**THE EXERCISE**
Rewrite the items as a numbered list, beginning at the line that contains "Where are 21" and stopping after the line that contains "legend-label: Absorption spectra of". Omit any blank lines, and leave the pictures out of the list.

**LISTING**
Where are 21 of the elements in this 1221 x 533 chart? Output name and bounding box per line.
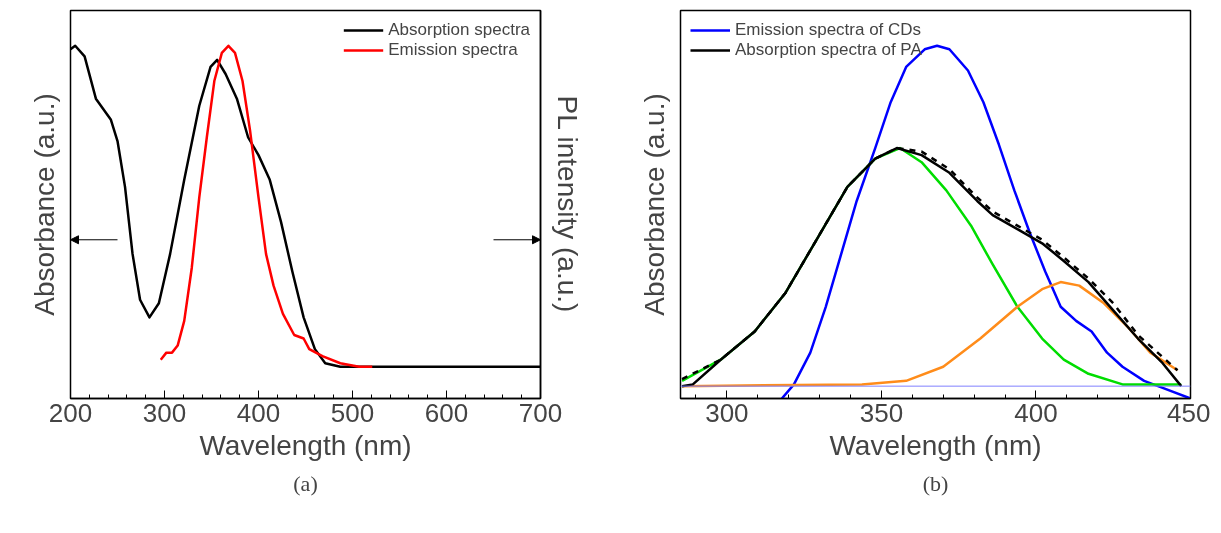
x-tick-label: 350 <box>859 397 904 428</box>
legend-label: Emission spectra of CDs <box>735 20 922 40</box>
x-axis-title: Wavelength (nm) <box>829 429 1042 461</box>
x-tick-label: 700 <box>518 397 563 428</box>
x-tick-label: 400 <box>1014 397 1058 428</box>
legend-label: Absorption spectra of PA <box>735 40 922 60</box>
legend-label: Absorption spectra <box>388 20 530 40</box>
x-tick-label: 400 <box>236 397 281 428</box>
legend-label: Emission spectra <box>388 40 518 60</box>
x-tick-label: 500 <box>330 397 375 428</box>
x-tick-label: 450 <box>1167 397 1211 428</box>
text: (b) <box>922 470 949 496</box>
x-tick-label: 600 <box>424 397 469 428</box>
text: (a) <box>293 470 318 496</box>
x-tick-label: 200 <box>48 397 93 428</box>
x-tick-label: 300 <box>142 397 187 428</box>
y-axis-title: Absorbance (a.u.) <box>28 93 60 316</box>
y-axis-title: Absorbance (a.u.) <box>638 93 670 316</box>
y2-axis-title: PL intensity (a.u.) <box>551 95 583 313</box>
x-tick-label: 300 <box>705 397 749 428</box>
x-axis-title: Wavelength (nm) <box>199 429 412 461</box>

--

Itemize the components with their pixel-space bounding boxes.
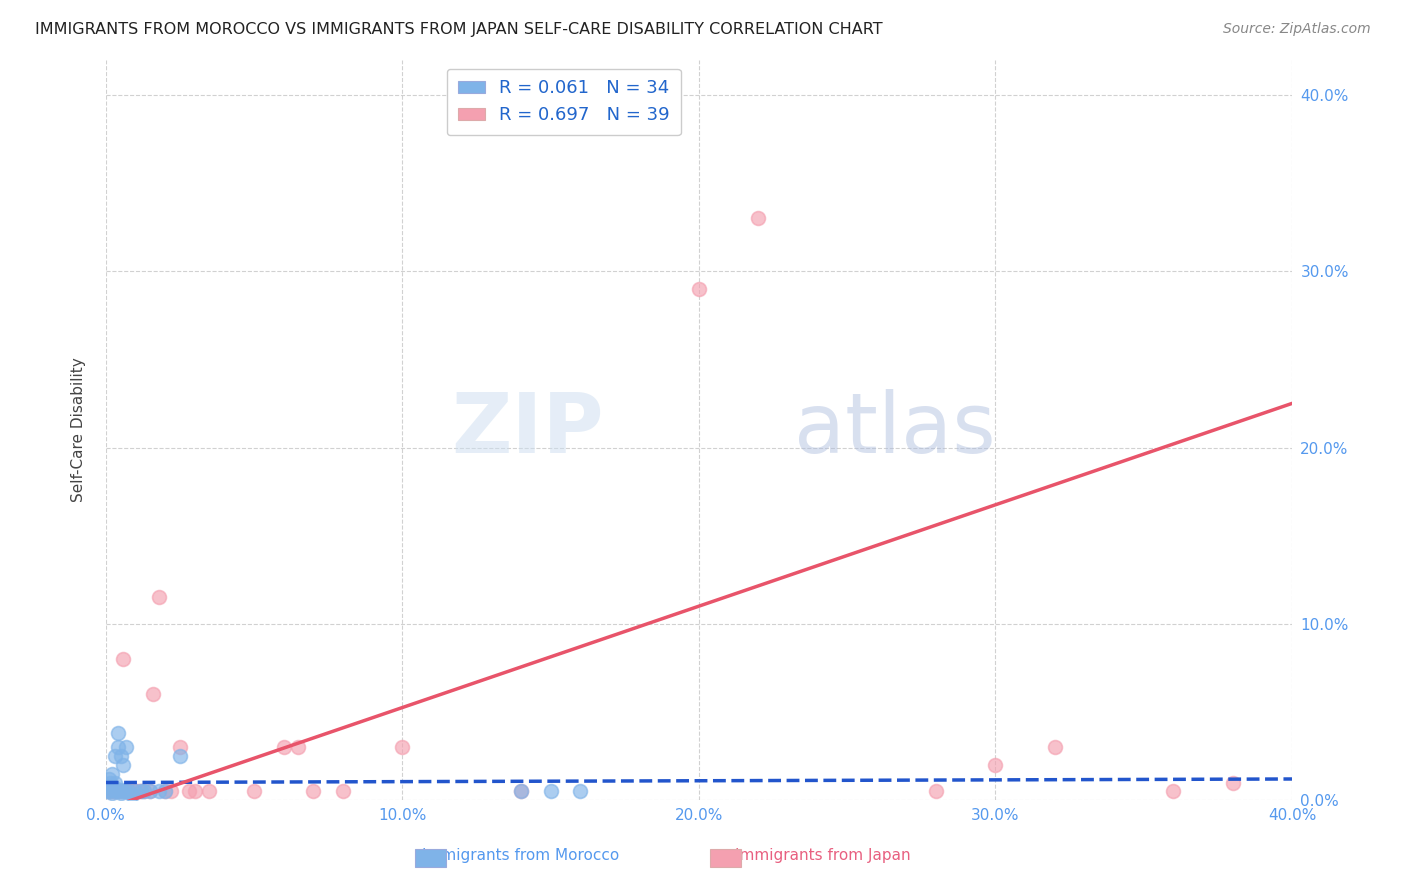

**CORRECT RESULT**
1. Where are 21 of the elements in this 1221 x 533 chart? Output name and bounding box per line.
2. x-tick-label: 350 <box>859 397 904 428</box>
3. legend-label: Emission spectra of CDs <box>735 20 922 40</box>
4. x-axis-title: Wavelength (nm) <box>829 429 1042 461</box>
5. x-tick-label: 700 <box>518 397 563 428</box>
6. x-tick-label: 400 <box>1014 397 1058 428</box>
7. legend-label: Absorption spectra of PA <box>735 40 922 60</box>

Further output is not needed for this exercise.